Texto fornecido:

MOISÉS

Muito bem, disse ele, falastes corretamente sobre o fim. Mas, antes de mais nada, deveis saber qual é o nosso escopo, isto é, a firme determinação a que devemos aderir sem cessar, para podermos atingir o nosso fim.

Em toda arte e disciplina, como já disse, tem precedência um certo escopo, isto é, um propósito da alma, uma incessante intenção da mente. Se alguém não o guardar com perseverante empenho, não poderá chegar ao fim desejado.

Pois, como eu disse, o lavrador, tendo por fim próprio viver do proveito de colheitas abundantes com segurança e largueza, exerce o seu escopo ou determinação ao purgar de sarças e ervas inúteis o seu campo, só confiando em atingir o fim almejado, a opulência, se, antes de obtê-lo já de algum modo o possua em seu trabalho e sua expectativa.

Igualmente o mercador. Não abandona o desejo de adquirir mercadorias, pois é por seu intermédio que pode mais rendosamente acumular riqueza. Em vão cobiçaria o lucro, se não tomasse o caminho que a ele conduz.

Os que ambicionam as honras deste mundo, através de determinadas dignidades, escolhem antes os cargos e carreiras a que devem dedicar-se para poder chegar, pelo caminho certo, ao fim que é a desejada dignidade.

Lista de tarefas:
1. Segundo o texto, o que o lavrador faz para exercer o seu escopo?
2. Por favor, reproduza do texto tudo o que vai desde "Igualmente o mercador." até "a ele conduz.".
Os registros não têm relação com o texto.

Trechos dos registros:
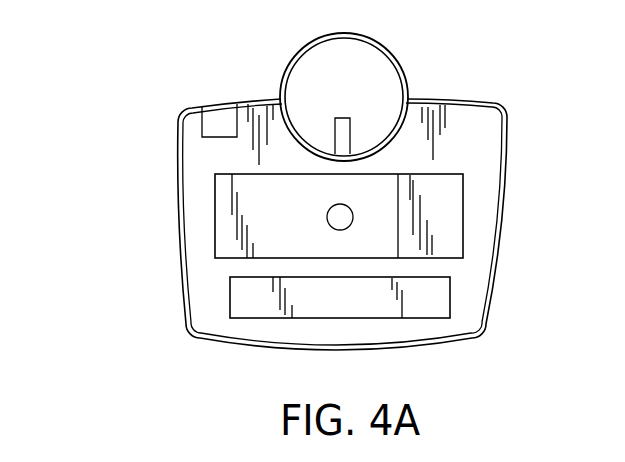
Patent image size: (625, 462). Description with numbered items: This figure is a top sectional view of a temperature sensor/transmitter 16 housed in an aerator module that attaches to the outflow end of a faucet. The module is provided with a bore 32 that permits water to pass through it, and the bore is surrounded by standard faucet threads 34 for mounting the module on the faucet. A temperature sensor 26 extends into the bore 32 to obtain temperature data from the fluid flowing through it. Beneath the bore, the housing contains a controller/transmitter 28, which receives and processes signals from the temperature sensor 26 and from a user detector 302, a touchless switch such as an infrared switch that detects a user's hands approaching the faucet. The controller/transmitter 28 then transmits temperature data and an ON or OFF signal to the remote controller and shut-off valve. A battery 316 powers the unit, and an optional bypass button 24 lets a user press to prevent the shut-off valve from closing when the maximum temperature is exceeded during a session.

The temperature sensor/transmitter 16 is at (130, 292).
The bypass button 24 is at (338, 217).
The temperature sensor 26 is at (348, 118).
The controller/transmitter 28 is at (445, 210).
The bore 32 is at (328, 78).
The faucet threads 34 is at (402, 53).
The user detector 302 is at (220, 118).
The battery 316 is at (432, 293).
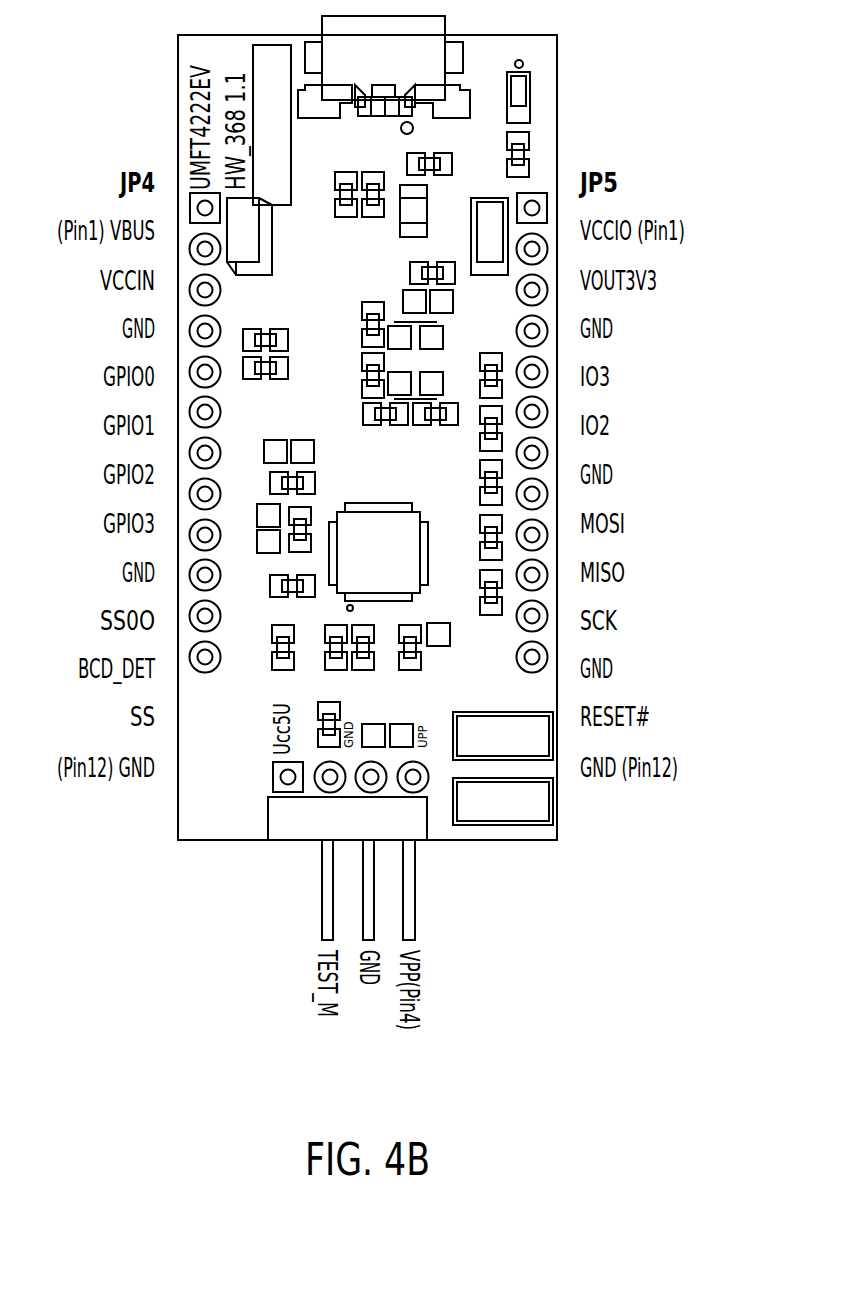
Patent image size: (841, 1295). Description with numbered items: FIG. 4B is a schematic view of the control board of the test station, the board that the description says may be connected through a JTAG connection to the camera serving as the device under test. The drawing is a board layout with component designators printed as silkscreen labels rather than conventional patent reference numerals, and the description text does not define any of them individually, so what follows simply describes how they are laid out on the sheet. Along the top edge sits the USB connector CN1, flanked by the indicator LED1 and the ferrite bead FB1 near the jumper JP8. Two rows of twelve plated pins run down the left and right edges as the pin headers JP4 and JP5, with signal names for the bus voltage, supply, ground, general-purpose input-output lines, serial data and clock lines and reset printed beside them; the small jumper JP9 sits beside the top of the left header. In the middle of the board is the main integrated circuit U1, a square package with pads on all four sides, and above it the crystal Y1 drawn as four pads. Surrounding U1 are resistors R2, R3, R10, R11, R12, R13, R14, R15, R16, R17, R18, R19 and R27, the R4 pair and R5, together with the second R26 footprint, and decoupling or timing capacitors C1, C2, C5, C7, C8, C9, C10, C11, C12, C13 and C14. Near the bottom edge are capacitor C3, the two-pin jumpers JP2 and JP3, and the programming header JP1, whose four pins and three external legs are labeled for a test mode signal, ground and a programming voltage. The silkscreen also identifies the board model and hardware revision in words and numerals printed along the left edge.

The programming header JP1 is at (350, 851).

Tarefas resolvidas:
1. Ele purga o seu campo de sarças e ervas inúteis.

2.
Igualmente o mercador. Não abandona o desejo de adquirir mercadorias, pois é por seu intermédio que pode mais rendosamente acumular riqueza. Em vão cobiçaria o lucro, se não tomasse o caminho que a ele conduz.